● **Prompt**
Output the full listing below exactly, without the pictures.
[BEGIN Task material]
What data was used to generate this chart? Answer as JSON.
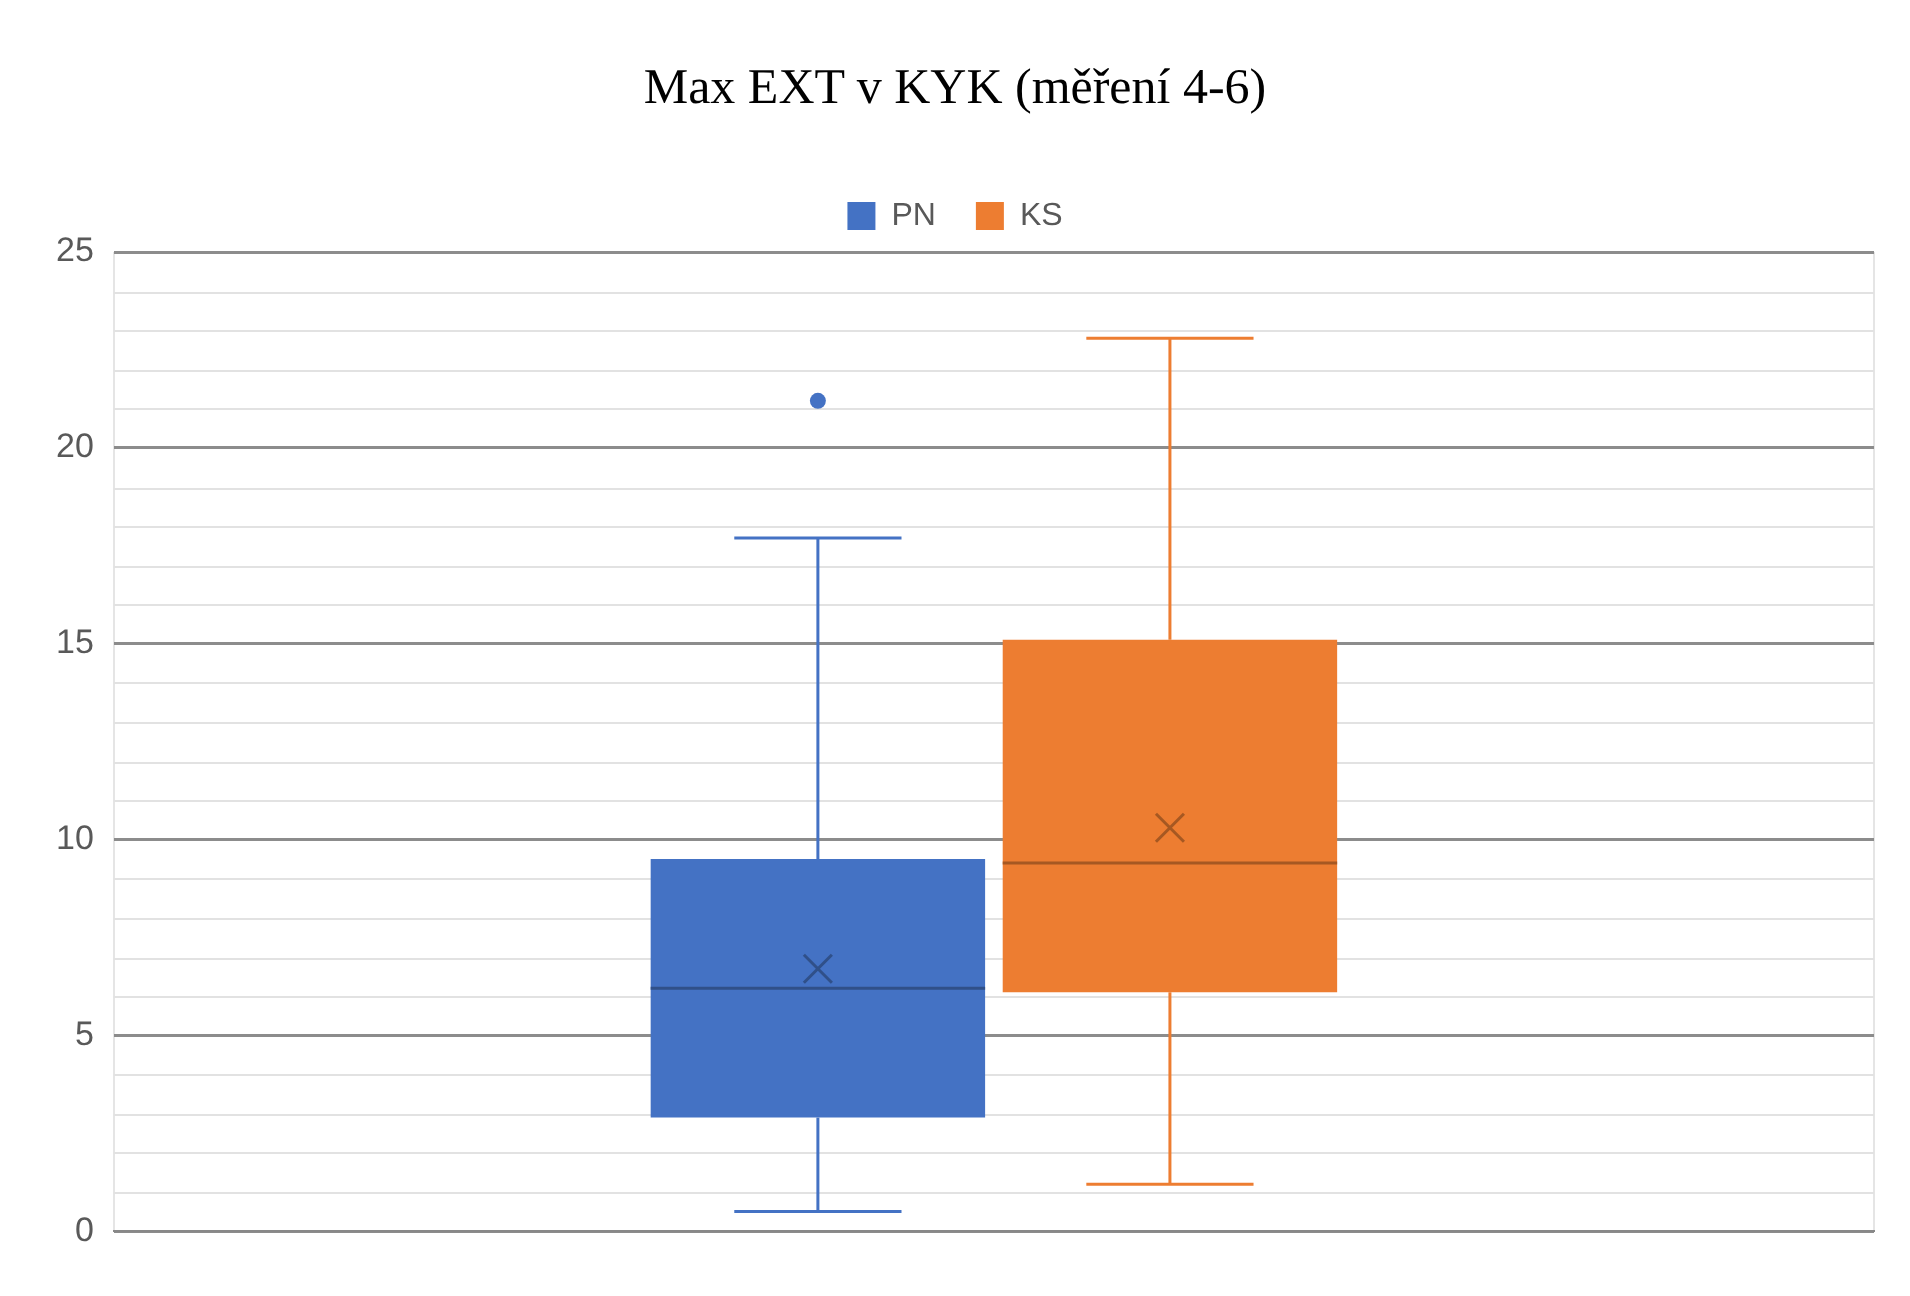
{
  "chart_data": {
    "type": "box",
    "title": "Max EXT v KYK (měření 4-6)",
    "categories": [
      null
    ],
    "series": [
      {
        "name": "PN",
        "color": "#4472c4",
        "boxes": [
          {
            "low": 0.5,
            "q1": 2.9,
            "median": 6.2,
            "q3": 9.5,
            "high": 17.7,
            "mean": 6.7,
            "outliers": [
              21.2
            ]
          }
        ]
      },
      {
        "name": "KS",
        "color": "#ed7d31",
        "boxes": [
          {
            "low": 1.2,
            "q1": 6.1,
            "median": 9.4,
            "q3": 15.1,
            "high": 22.8,
            "mean": 10.3
          }
        ]
      }
    ],
    "ylim": [
      0,
      25
    ],
    "yticks": [
      0,
      5,
      10,
      15,
      20,
      25
    ],
    "grid": true,
    "legend": "top"
  }
}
[END Task material]
● **Written reply**
What data was used to generate this chart? Answer as JSON.
{
  "chart_data": {
    "type": "box",
    "title": "Max EXT v KYK (měření 4-6)",
    "categories": [
      null
    ],
    "series": [
      {
        "name": "PN",
        "color": "#4472c4",
        "boxes": [
          {
            "low": 0.5,
            "q1": 2.9,
            "median": 6.2,
            "q3": 9.5,
            "high": 17.7,
            "mean": 6.7,
            "outliers": [
              21.2
            ]
          }
        ]
      },
      {
        "name": "KS",
        "color": "#ed7d31",
        "boxes": [
          {
            "low": 1.2,
            "q1": 6.1,
            "median": 9.4,
            "q3": 15.1,
            "high": 22.8,
            "mean": 10.3
          }
        ]
      }
    ],
    "ylim": [
      0,
      25
    ],
    "yticks": [
      0,
      5,
      10,
      15,
      20,
      25
    ],
    "grid": true,
    "legend": "top"
  }
}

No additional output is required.